■ **AIM**
Output every line of the material below unchanged, omitting any pictures.

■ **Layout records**

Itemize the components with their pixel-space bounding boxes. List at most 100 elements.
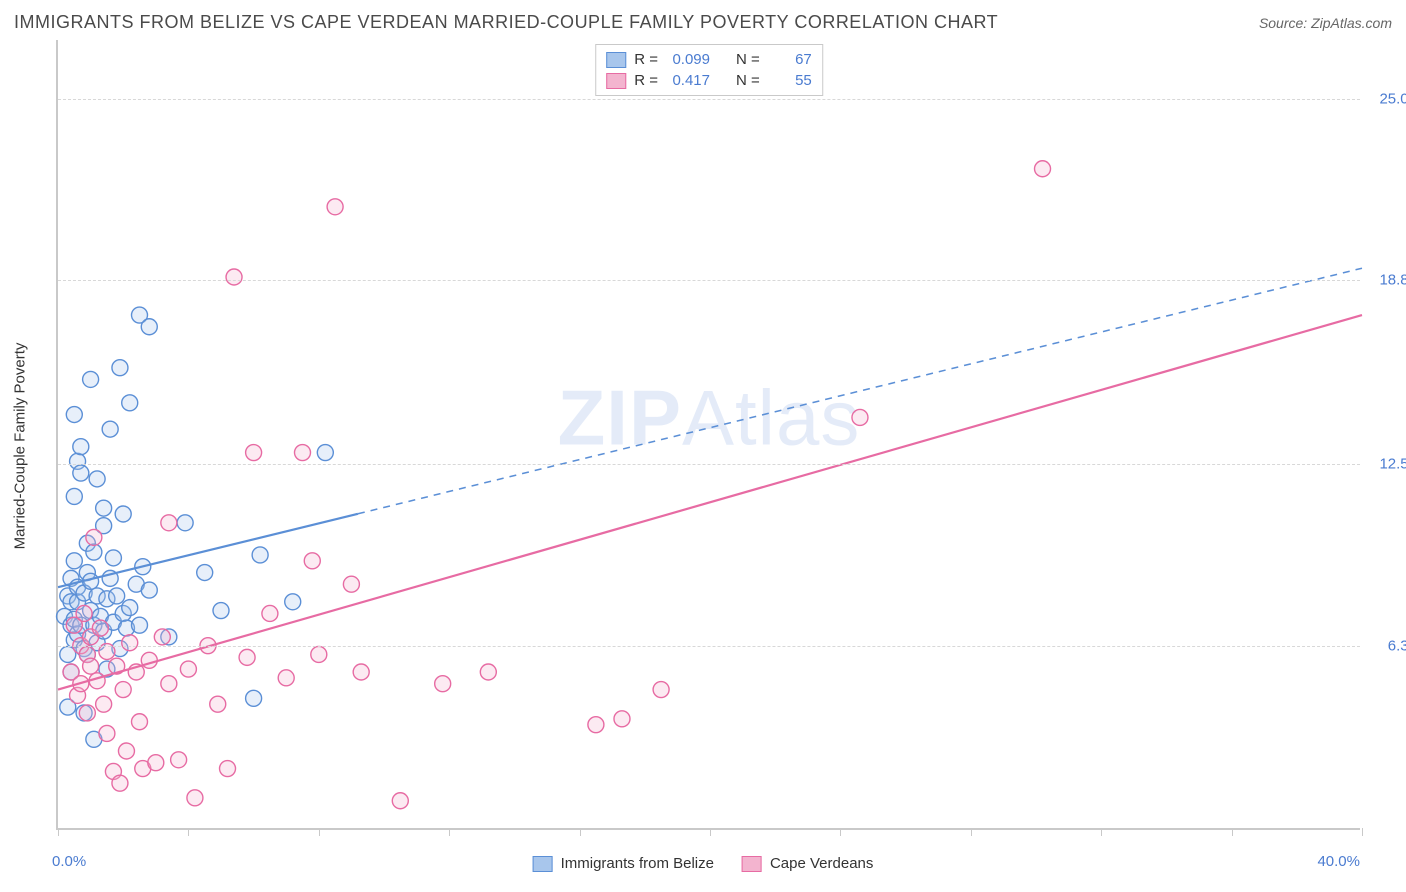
data-point	[86, 544, 102, 560]
legend-n-label: N =	[736, 72, 760, 89]
y-tick-label: 12.5%	[1379, 456, 1406, 473]
legend-stats: R =0.099N =67R =0.417N =55	[595, 44, 823, 96]
x-tick	[840, 828, 841, 836]
legend-series-item: Cape Verdeans	[742, 855, 873, 872]
data-point	[96, 500, 112, 516]
x-tick	[58, 828, 59, 836]
data-point	[246, 690, 262, 706]
legend-n-value: 67	[768, 51, 812, 68]
x-tick	[449, 828, 450, 836]
data-point	[102, 421, 118, 437]
x-axis-end-label: 40.0%	[1317, 853, 1360, 870]
data-point	[118, 743, 134, 759]
data-point	[392, 793, 408, 809]
data-point	[246, 445, 262, 461]
chart-plot-area: ZIPAtlas R =0.099N =67R =0.417N =55 6.3%…	[56, 40, 1360, 830]
data-point	[220, 761, 236, 777]
data-point	[480, 664, 496, 680]
data-point	[132, 617, 148, 633]
data-point	[327, 199, 343, 215]
legend-swatch	[742, 856, 762, 872]
legend-n-label: N =	[736, 51, 760, 68]
data-point	[180, 661, 196, 677]
data-point	[317, 445, 333, 461]
data-point	[278, 670, 294, 686]
data-point	[311, 646, 327, 662]
data-point	[122, 635, 138, 651]
data-point	[161, 515, 177, 531]
legend-stats-row: R =0.417N =55	[606, 70, 812, 91]
data-point	[115, 682, 131, 698]
data-point	[343, 576, 359, 592]
data-point	[295, 445, 311, 461]
legend-series: Immigrants from Belize Cape Verdeans	[533, 855, 874, 872]
legend-series-label: Immigrants from Belize	[561, 855, 714, 872]
data-point	[177, 515, 193, 531]
chart-source: Source: ZipAtlas.com	[1259, 15, 1392, 31]
data-point	[86, 529, 102, 545]
data-point	[148, 755, 164, 771]
data-point	[89, 471, 105, 487]
x-tick	[1232, 828, 1233, 836]
trend-line-dashed	[358, 268, 1362, 514]
data-point	[197, 565, 213, 581]
y-tick-label: 25.0%	[1379, 90, 1406, 107]
legend-swatch	[606, 52, 626, 68]
x-tick	[971, 828, 972, 836]
data-point	[154, 629, 170, 645]
legend-r-label: R =	[634, 72, 658, 89]
gridline-h	[58, 646, 1360, 647]
legend-n-value: 55	[768, 72, 812, 89]
data-point	[285, 594, 301, 610]
data-point	[304, 553, 320, 569]
data-point	[112, 360, 128, 376]
data-point	[353, 664, 369, 680]
chart-title: IMMIGRANTS FROM BELIZE VS CAPE VERDEAN M…	[14, 12, 998, 33]
data-point	[109, 588, 125, 604]
data-point	[614, 711, 630, 727]
legend-stats-row: R = 0.099 N = 67	[606, 49, 812, 70]
data-point	[132, 714, 148, 730]
data-point	[99, 725, 115, 741]
data-point	[92, 620, 108, 636]
x-axis-start-label: 0.0%	[52, 853, 86, 870]
data-point	[66, 407, 82, 423]
data-point	[122, 600, 138, 616]
data-point	[435, 676, 451, 692]
gridline-h	[58, 280, 1360, 281]
data-point	[83, 658, 99, 674]
trend-line-solid	[58, 315, 1362, 690]
data-point	[252, 547, 268, 563]
data-point	[73, 465, 89, 481]
y-axis-label: Married-Couple Family Poverty	[12, 343, 29, 550]
x-tick	[319, 828, 320, 836]
data-point	[262, 605, 278, 621]
data-point	[96, 696, 112, 712]
data-point	[239, 649, 255, 665]
data-point	[122, 395, 138, 411]
data-point	[105, 550, 121, 566]
data-point	[213, 603, 229, 619]
legend-series-item: Immigrants from Belize	[533, 855, 714, 872]
data-point	[66, 488, 82, 504]
data-point	[112, 775, 128, 791]
data-point	[141, 582, 157, 598]
x-tick	[1362, 828, 1363, 836]
gridline-h	[58, 464, 1360, 465]
data-point	[115, 506, 131, 522]
legend-r-value: 0.099	[666, 51, 710, 68]
data-point	[79, 705, 95, 721]
legend-series-label: Cape Verdeans	[770, 855, 873, 872]
x-tick	[580, 828, 581, 836]
data-point	[653, 682, 669, 698]
data-point	[852, 409, 868, 425]
x-tick	[710, 828, 711, 836]
legend-r-label: R =	[634, 51, 658, 68]
data-point	[76, 605, 92, 621]
x-tick	[1101, 828, 1102, 836]
legend-swatch	[606, 73, 626, 89]
data-point	[73, 439, 89, 455]
data-point	[1035, 161, 1051, 177]
data-point	[210, 696, 226, 712]
data-point	[83, 371, 99, 387]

■ **IN RESPONSE**
Itemize the components with their pixel-space bounding boxes. List at most 100 elements.
data-point	[86, 544, 102, 560]
legend-n-label: N =	[736, 72, 760, 89]
y-tick-label: 12.5%	[1379, 456, 1406, 473]
legend-stats: R =0.099N =67R =0.417N =55	[595, 44, 823, 96]
x-tick	[840, 828, 841, 836]
legend-series-item: Cape Verdeans	[742, 855, 873, 872]
data-point	[96, 500, 112, 516]
x-tick	[58, 828, 59, 836]
data-point	[246, 690, 262, 706]
legend-n-value: 67	[768, 51, 812, 68]
x-tick	[449, 828, 450, 836]
data-point	[102, 421, 118, 437]
x-axis-end-label: 40.0%	[1317, 853, 1360, 870]
data-point	[118, 743, 134, 759]
data-point	[392, 793, 408, 809]
data-point	[246, 445, 262, 461]
chart-plot-area: ZIPAtlas R =0.099N =67R =0.417N =55 6.3%…	[56, 40, 1360, 830]
data-point	[220, 761, 236, 777]
data-point	[480, 664, 496, 680]
data-point	[132, 617, 148, 633]
data-point	[327, 199, 343, 215]
legend-swatch	[742, 856, 762, 872]
legend-n-label: N =	[736, 51, 760, 68]
data-point	[180, 661, 196, 677]
data-point	[317, 445, 333, 461]
data-point	[278, 670, 294, 686]
data-point	[311, 646, 327, 662]
data-point	[122, 635, 138, 651]
data-point	[161, 515, 177, 531]
legend-stats-row: R =0.417N =55	[606, 70, 812, 91]
data-point	[115, 682, 131, 698]
data-point	[343, 576, 359, 592]
data-point	[295, 445, 311, 461]
legend-series: Immigrants from Belize Cape Verdeans	[533, 855, 874, 872]
legend-series-label: Immigrants from Belize	[561, 855, 714, 872]
data-point	[177, 515, 193, 531]
chart-source: Source: ZipAtlas.com	[1259, 15, 1392, 31]
data-point	[86, 529, 102, 545]
data-point	[148, 755, 164, 771]
data-point	[89, 471, 105, 487]
x-tick	[1232, 828, 1233, 836]
trend-line-dashed	[358, 268, 1362, 514]
data-point	[197, 565, 213, 581]
y-tick-label: 25.0%	[1379, 90, 1406, 107]
legend-swatch	[606, 52, 626, 68]
x-tick	[971, 828, 972, 836]
data-point	[154, 629, 170, 645]
legend-r-label: R =	[634, 72, 658, 89]
gridline-h	[58, 646, 1360, 647]
legend-n-value: 55	[768, 72, 812, 89]
data-point	[285, 594, 301, 610]
data-point	[304, 553, 320, 569]
data-point	[112, 360, 128, 376]
data-point	[353, 664, 369, 680]
chart-title: IMMIGRANTS FROM BELIZE VS CAPE VERDEAN M…	[14, 12, 998, 33]
data-point	[109, 588, 125, 604]
data-point	[614, 711, 630, 727]
legend-stats-row: R = 0.099 N = 67	[606, 49, 812, 70]
data-point	[132, 714, 148, 730]
data-point	[99, 725, 115, 741]
data-point	[92, 620, 108, 636]
x-axis-start-label: 0.0%	[52, 853, 86, 870]
data-point	[66, 407, 82, 423]
data-point	[122, 600, 138, 616]
data-point	[435, 676, 451, 692]
gridline-h	[58, 280, 1360, 281]
data-point	[83, 658, 99, 674]
trend-line-solid	[58, 315, 1362, 690]
data-point	[252, 547, 268, 563]
data-point	[73, 465, 89, 481]
y-axis-label: Married-Couple Family Poverty	[12, 343, 29, 550]
x-tick	[319, 828, 320, 836]
data-point	[262, 605, 278, 621]
data-point	[96, 696, 112, 712]
data-point	[239, 649, 255, 665]
data-point	[122, 395, 138, 411]
data-point	[105, 550, 121, 566]
data-point	[213, 603, 229, 619]
legend-series-item: Immigrants from Belize	[533, 855, 714, 872]
data-point	[66, 488, 82, 504]
data-point	[112, 775, 128, 791]
data-point	[141, 582, 157, 598]
x-tick	[1362, 828, 1363, 836]
gridline-h	[58, 464, 1360, 465]
data-point	[115, 506, 131, 522]
legend-r-value: 0.099	[666, 51, 710, 68]
data-point	[79, 705, 95, 721]
legend-series-label: Cape Verdeans	[770, 855, 873, 872]
x-tick	[580, 828, 581, 836]
data-point	[653, 682, 669, 698]
data-point	[852, 409, 868, 425]
x-tick	[710, 828, 711, 836]
legend-r-label: R =	[634, 51, 658, 68]
data-point	[76, 605, 92, 621]
x-tick	[1101, 828, 1102, 836]
legend-swatch	[606, 73, 626, 89]
data-point	[73, 439, 89, 455]
data-point	[1035, 161, 1051, 177]
data-point	[210, 696, 226, 712]
data-point	[83, 371, 99, 387]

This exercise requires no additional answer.